▸ **GOAL**: Exclude the pictures, then copy all remaining records exactly.

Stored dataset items
§

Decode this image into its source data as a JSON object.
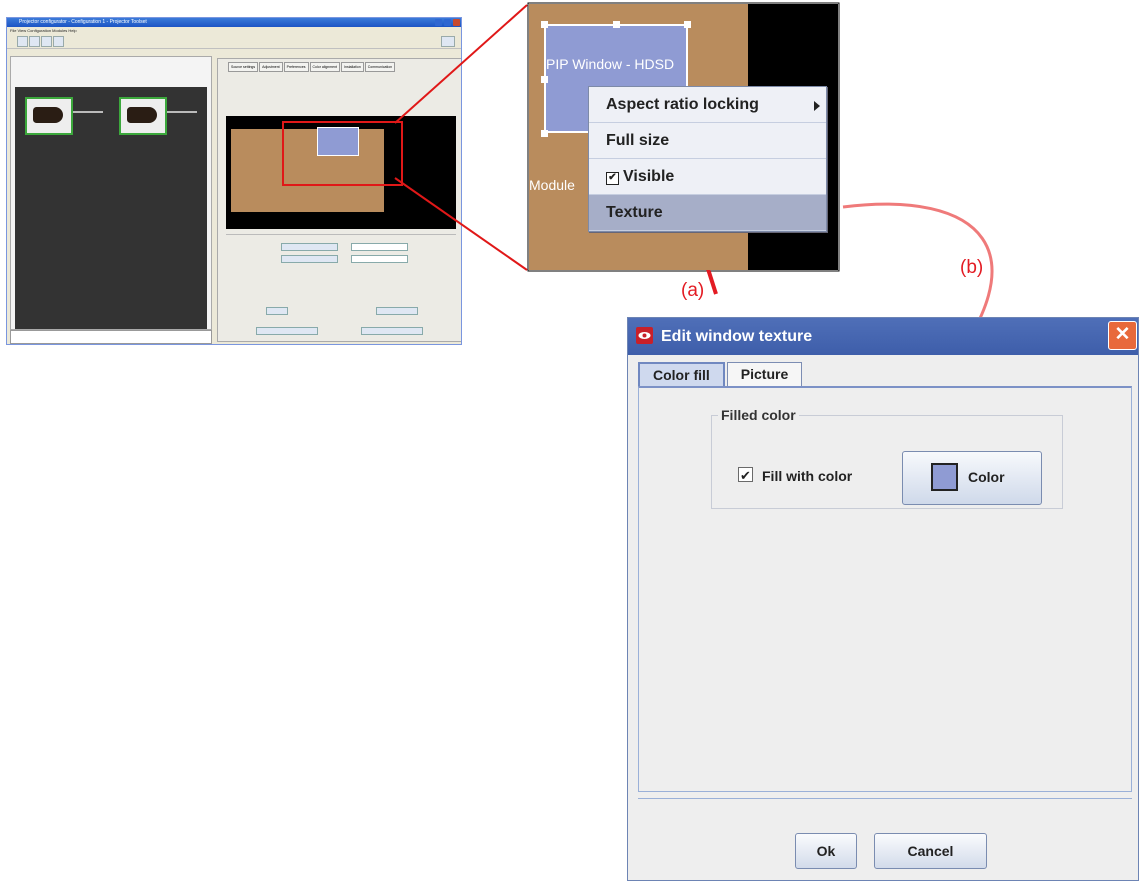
{
  "app_thumbnail": {
    "title": "Projector configurator - Configuration 1 - Projector Toolset",
    "menu": "File  View  Configuration  Modules  Help",
    "tabs": [
      "Source settings",
      "Adjustment",
      "Preferences",
      "Color alignment",
      "Installation",
      "Communication"
    ]
  },
  "zoom_view": {
    "pip_window_label": "PIP Window - HDSD",
    "module_label": "Module",
    "context_menu": [
      {
        "label": "Aspect ratio locking",
        "submenu": true
      },
      {
        "label": "Full size"
      },
      {
        "label": "Visible",
        "checked": true
      },
      {
        "label": "Texture",
        "selected": true
      }
    ]
  },
  "annotations": {
    "a": "(a)",
    "b": "(b)"
  },
  "dialog": {
    "title": "Edit window texture",
    "close_symbol": "✕",
    "tabs": [
      "Color fill",
      "Picture"
    ],
    "active_tab": "Color fill",
    "group_label": "Filled color",
    "fill_checkbox_label": "Fill with color",
    "fill_checked": true,
    "checkmark": "✔",
    "color_button_label": "Color",
    "swatch_color": "#8f9bd3",
    "ok_label": "Ok",
    "cancel_label": "Cancel"
  },
  "colors": {
    "accent_red": "#e31b23",
    "title_blue": "#4466b0",
    "canvas_tan": "#b98c5d"
  }
}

§

▸ **REPLY TO THE TASK**:
Decode this image into its source data as a JSON object.
{
  "app_thumbnail": {
    "title": "Projector configurator - Configuration 1 - Projector Toolset",
    "menu": "File  View  Configuration  Modules  Help",
    "tabs": [
      "Source settings",
      "Adjustment",
      "Preferences",
      "Color alignment",
      "Installation",
      "Communication"
    ]
  },
  "zoom_view": {
    "pip_window_label": "PIP Window - HDSD",
    "module_label": "Module",
    "context_menu": [
      {
        "label": "Aspect ratio locking",
        "submenu": true
      },
      {
        "label": "Full size"
      },
      {
        "label": "Visible",
        "checked": true
      },
      {
        "label": "Texture",
        "selected": true
      }
    ]
  },
  "annotations": {
    "a": "(a)",
    "b": "(b)"
  },
  "dialog": {
    "title": "Edit window texture",
    "close_symbol": "✕",
    "tabs": [
      "Color fill",
      "Picture"
    ],
    "active_tab": "Color fill",
    "group_label": "Filled color",
    "fill_checkbox_label": "Fill with color",
    "fill_checked": true,
    "checkmark": "✔",
    "color_button_label": "Color",
    "swatch_color": "#8f9bd3",
    "ok_label": "Ok",
    "cancel_label": "Cancel"
  },
  "colors": {
    "accent_red": "#e31b23",
    "title_blue": "#4466b0",
    "canvas_tan": "#b98c5d"
  }
}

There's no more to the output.